- [DESCRIPTION OF THE TASK] Please copy all the lines that follow, word for word.

- [RECORDS SHOWN]
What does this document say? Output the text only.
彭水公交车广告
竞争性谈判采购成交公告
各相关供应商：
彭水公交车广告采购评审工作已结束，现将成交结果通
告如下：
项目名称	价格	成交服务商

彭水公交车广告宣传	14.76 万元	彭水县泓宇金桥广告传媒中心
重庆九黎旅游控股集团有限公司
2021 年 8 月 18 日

- [RESULT]
What does this document say? Output the text only.
彭水公交车广告
竞争性谈判采购成交公告
各相关供应商：
彭水公交车广告采购评审工作已结束，现将成交结果通
告如下：
项目名称	价格	成交服务商

彭水公交车广告宣传	14.76 万元	彭水县泓宇金桥广告传媒中心
重庆九黎旅游控股集团有限公司
2021 年 8 月 18 日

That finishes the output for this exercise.